STATED PROBLEM: Output every line exactly as written. Leave out pictures.

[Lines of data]

+ + + +

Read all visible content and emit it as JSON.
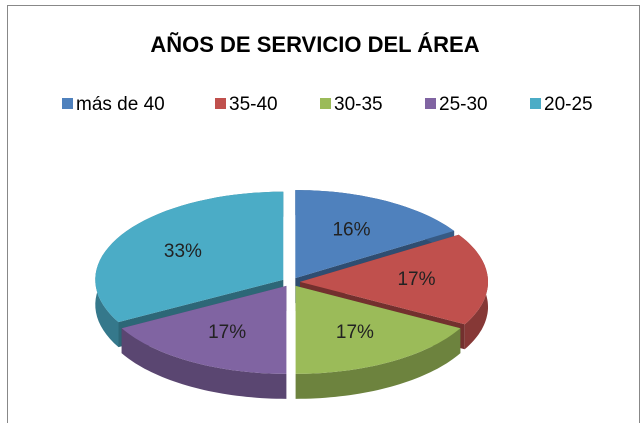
{
  "chart_data": {
    "type": "pie",
    "title": "AÑOS DE SERVICIO DEL ÁREA",
    "categories": [
      "más de 40",
      "35-40",
      "30-35",
      "25-30",
      "20-25"
    ],
    "values": [
      16,
      17,
      17,
      17,
      33
    ],
    "value_labels": [
      "16%",
      "17%",
      "17%",
      "17%",
      "33%"
    ],
    "colors": [
      "#4f81bd",
      "#c0504d",
      "#9bbb59",
      "#8064a2",
      "#4bacc6"
    ],
    "legend": "top"
  }
}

+ + + +

REPLY:
Read all visible content and emit it as JSON.
{
  "chart_data": {
    "type": "pie",
    "title": "AÑOS DE SERVICIO DEL ÁREA",
    "categories": [
      "más de 40",
      "35-40",
      "30-35",
      "25-30",
      "20-25"
    ],
    "values": [
      16,
      17,
      17,
      17,
      33
    ],
    "value_labels": [
      "16%",
      "17%",
      "17%",
      "17%",
      "33%"
    ],
    "colors": [
      "#4f81bd",
      "#c0504d",
      "#9bbb59",
      "#8064a2",
      "#4bacc6"
    ],
    "legend": "top"
  }
}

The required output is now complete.